Exercise aim: Copy the lines of the material starting at the line containing "list-pane[interactable]: Name Description" and ending at the line containing "1083, 360, 1094]". Put "Details" in place of "Description" and change nothing else.

Records shown:
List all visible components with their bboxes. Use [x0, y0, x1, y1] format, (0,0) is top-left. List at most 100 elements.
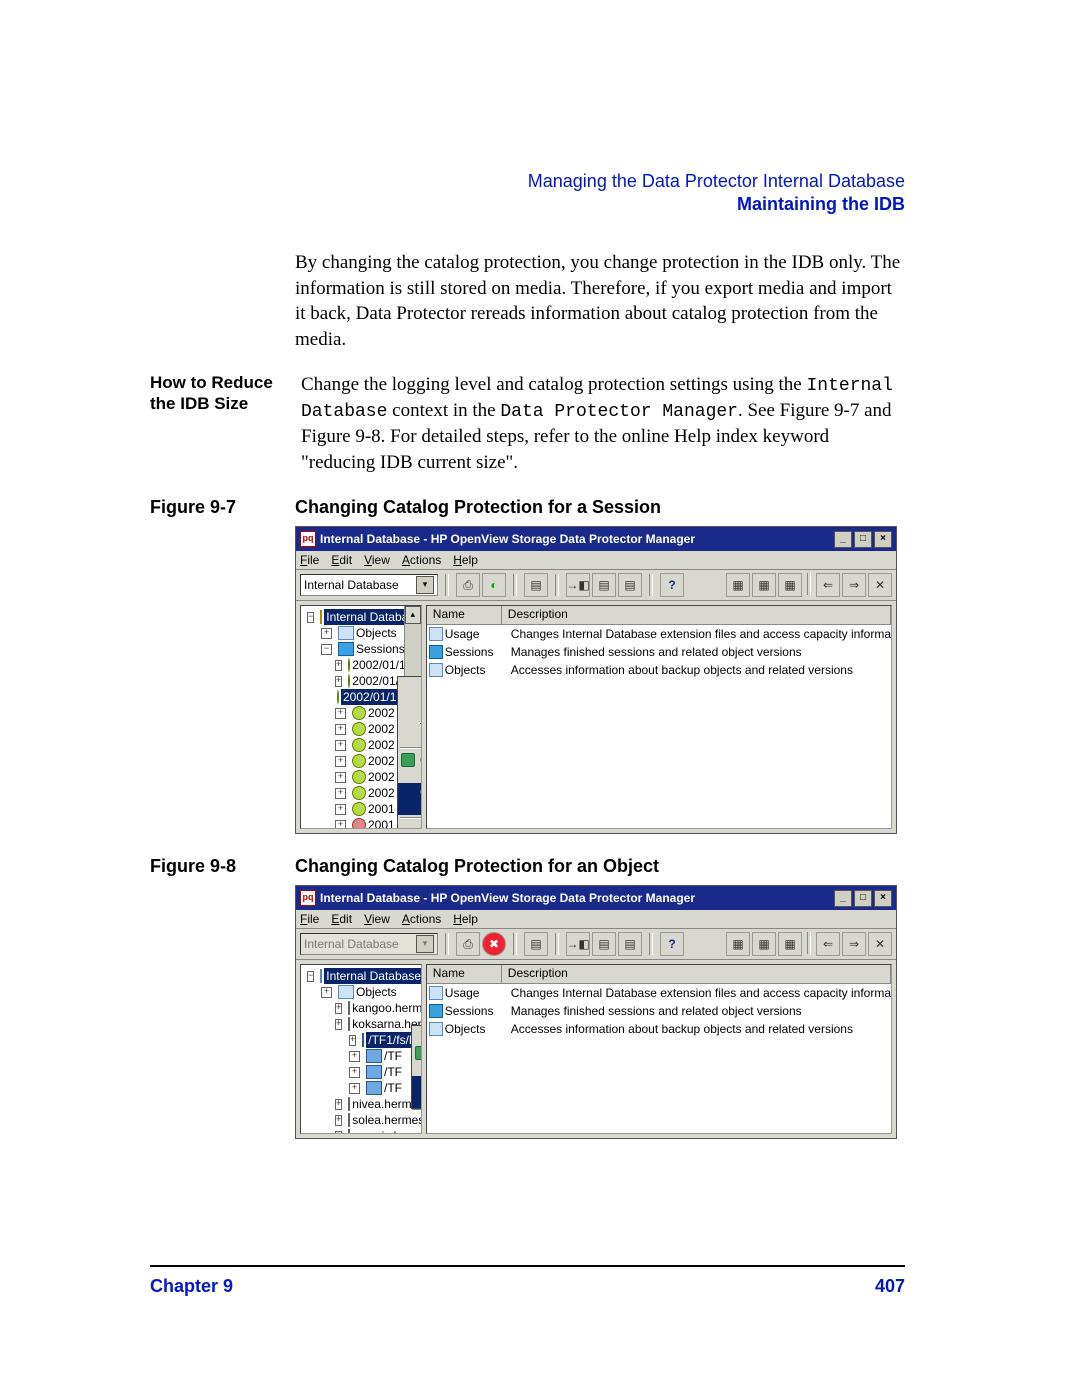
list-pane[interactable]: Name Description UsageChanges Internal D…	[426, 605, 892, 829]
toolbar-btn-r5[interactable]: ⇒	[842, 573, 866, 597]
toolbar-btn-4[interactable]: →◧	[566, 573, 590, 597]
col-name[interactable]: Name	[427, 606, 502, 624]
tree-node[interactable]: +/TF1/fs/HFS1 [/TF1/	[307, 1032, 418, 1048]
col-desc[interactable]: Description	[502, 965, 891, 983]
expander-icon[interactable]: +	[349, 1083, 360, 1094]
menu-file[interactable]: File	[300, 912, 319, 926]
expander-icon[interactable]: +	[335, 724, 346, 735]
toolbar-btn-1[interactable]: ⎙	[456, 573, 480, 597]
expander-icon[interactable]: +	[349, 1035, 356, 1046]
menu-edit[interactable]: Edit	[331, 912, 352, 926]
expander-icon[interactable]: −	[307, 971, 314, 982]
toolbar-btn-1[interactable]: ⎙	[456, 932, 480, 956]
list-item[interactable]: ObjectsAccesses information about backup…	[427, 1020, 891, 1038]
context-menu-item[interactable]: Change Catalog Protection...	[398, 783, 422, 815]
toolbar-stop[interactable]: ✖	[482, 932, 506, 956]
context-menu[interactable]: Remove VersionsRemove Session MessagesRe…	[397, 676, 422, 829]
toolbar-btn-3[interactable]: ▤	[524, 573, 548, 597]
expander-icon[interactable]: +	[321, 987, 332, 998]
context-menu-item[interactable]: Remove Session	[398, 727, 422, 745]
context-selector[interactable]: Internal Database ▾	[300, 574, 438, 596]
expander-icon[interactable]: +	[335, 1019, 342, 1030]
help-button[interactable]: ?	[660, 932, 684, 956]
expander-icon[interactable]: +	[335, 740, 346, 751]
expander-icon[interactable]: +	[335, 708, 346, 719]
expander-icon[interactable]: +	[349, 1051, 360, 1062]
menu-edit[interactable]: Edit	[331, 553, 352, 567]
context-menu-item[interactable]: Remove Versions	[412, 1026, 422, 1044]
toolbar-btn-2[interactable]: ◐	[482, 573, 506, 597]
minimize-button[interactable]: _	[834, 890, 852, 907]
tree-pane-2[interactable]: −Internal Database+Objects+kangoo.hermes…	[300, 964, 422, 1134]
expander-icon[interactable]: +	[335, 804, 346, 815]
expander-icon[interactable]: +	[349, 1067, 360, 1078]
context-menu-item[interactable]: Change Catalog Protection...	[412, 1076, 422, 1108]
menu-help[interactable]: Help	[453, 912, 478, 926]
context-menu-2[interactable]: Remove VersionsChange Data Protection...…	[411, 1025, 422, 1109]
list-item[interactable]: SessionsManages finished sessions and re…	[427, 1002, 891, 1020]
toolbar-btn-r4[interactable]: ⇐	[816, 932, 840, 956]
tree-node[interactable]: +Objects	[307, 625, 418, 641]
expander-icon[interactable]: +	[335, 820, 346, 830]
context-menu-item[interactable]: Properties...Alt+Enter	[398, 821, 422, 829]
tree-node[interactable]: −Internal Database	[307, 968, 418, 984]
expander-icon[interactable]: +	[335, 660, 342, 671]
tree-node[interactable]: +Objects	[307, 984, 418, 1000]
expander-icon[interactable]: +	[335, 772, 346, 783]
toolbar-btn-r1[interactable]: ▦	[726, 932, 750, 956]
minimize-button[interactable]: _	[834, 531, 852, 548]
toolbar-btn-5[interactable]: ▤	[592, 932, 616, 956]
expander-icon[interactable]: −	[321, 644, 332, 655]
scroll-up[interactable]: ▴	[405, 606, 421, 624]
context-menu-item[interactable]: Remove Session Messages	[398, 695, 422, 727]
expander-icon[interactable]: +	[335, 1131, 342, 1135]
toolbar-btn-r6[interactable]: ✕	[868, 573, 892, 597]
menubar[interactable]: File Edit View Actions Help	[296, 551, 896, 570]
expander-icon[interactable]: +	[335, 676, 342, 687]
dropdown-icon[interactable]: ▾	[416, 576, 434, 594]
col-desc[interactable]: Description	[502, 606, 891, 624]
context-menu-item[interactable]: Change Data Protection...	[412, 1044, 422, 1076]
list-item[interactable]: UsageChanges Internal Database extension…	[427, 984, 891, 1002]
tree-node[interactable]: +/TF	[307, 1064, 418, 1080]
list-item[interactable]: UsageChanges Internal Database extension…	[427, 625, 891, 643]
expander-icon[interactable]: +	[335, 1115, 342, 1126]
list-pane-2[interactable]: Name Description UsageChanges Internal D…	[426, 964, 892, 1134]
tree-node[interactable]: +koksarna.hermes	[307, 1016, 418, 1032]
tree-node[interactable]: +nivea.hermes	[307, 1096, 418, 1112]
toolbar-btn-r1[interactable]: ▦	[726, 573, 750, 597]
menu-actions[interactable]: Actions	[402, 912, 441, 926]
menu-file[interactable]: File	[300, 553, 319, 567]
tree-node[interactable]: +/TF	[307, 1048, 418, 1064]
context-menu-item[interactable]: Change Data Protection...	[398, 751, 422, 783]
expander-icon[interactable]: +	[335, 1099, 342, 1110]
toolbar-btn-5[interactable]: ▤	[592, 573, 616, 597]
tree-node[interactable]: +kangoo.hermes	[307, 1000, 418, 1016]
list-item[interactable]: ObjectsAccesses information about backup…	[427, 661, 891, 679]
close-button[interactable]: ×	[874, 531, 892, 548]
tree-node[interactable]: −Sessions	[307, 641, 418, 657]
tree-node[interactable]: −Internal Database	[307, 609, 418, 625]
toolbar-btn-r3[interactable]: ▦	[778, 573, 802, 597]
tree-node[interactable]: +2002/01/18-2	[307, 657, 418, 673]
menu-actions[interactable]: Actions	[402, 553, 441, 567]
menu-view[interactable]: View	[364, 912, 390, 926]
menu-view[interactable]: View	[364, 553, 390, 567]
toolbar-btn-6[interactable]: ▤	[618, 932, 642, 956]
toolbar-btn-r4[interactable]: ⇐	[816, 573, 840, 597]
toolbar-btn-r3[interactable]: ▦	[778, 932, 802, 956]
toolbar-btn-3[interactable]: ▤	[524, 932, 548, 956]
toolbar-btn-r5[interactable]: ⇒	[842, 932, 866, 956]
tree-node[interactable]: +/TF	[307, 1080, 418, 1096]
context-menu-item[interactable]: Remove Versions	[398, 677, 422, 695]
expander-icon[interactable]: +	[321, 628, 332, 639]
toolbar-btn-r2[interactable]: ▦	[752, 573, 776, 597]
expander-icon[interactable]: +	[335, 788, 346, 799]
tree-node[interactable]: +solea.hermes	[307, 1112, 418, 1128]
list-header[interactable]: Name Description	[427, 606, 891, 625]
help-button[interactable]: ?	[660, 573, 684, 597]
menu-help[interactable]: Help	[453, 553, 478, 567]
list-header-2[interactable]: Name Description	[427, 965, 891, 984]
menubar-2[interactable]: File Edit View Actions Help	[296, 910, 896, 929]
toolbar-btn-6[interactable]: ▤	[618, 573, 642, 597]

--

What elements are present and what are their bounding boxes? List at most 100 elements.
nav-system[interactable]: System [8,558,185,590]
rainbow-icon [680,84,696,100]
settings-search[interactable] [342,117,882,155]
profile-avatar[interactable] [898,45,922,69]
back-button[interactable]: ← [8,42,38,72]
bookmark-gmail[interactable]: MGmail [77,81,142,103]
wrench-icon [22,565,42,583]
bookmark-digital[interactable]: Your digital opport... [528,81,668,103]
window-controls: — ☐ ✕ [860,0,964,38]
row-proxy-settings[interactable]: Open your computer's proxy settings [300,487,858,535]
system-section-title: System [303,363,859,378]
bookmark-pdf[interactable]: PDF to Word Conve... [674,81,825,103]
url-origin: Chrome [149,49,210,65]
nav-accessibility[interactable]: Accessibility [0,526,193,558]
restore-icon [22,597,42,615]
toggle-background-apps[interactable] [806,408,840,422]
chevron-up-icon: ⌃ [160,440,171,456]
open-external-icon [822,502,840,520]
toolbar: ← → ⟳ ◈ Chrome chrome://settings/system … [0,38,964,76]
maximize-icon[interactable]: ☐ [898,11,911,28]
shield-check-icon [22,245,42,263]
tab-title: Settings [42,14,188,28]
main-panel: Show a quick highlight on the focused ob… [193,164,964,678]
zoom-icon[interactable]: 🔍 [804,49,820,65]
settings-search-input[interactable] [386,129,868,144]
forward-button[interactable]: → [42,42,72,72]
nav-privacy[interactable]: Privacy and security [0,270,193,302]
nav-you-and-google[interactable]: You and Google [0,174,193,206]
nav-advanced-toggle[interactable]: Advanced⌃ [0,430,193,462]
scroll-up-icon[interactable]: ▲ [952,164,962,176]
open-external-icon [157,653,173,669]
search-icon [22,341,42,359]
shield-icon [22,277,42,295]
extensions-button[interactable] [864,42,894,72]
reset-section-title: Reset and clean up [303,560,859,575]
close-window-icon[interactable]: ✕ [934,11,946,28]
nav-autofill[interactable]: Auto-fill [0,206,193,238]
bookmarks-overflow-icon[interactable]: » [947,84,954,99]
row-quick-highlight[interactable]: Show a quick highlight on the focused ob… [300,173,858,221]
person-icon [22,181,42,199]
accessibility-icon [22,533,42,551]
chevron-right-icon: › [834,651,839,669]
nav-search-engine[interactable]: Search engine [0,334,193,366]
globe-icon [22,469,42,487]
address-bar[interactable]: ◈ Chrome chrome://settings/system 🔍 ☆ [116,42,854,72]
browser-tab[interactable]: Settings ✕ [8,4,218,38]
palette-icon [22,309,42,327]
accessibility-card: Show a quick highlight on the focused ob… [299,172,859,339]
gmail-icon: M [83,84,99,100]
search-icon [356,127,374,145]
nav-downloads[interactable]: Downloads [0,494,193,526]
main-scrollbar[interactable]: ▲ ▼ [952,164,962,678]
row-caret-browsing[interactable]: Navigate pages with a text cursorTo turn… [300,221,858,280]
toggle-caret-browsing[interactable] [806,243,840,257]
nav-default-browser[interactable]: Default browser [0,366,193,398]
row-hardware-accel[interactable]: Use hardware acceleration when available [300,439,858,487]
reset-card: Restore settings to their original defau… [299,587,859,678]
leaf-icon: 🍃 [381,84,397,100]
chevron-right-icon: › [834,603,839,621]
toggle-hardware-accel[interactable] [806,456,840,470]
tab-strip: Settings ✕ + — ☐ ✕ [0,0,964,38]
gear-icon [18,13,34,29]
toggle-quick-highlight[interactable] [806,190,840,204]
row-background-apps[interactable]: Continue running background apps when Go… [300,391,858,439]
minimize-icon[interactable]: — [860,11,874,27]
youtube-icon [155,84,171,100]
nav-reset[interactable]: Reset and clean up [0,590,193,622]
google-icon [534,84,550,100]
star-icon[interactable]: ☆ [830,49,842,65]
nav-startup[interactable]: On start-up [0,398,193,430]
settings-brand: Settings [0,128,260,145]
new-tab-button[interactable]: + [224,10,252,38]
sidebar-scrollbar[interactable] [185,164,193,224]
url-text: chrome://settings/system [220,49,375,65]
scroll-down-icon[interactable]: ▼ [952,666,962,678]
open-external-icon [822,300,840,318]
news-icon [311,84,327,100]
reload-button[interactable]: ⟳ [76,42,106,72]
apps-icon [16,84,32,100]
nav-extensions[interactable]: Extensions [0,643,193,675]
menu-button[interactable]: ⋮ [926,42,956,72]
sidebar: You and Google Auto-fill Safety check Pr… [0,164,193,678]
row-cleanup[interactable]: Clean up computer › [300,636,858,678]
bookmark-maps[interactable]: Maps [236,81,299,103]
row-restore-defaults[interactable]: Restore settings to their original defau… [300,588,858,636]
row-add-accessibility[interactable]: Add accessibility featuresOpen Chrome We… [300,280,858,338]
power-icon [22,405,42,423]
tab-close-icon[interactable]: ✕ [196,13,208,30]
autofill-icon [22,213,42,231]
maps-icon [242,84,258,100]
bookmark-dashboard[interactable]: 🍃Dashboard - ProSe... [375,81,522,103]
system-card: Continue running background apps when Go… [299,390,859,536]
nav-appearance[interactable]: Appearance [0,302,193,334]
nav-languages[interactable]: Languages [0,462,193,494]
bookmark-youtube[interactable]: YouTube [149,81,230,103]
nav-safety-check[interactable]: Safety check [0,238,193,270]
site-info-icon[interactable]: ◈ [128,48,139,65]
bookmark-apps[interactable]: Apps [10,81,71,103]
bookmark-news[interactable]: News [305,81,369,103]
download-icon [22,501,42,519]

Task output:
list-pane[interactable]: Name Details UsageChanges Internal D…	[426, 605, 892, 829]
toolbar-btn-r5[interactable]: ⇒	[842, 573, 866, 597]
toolbar-btn-4[interactable]: →◧	[566, 573, 590, 597]
col-name[interactable]: Name	[427, 606, 502, 624]
tree-node[interactable]: +/TF1/fs/HFS1 [/TF1/	[307, 1032, 418, 1048]
col-desc[interactable]: Details	[502, 965, 891, 983]
expander-icon[interactable]: +	[349, 1083, 360, 1094]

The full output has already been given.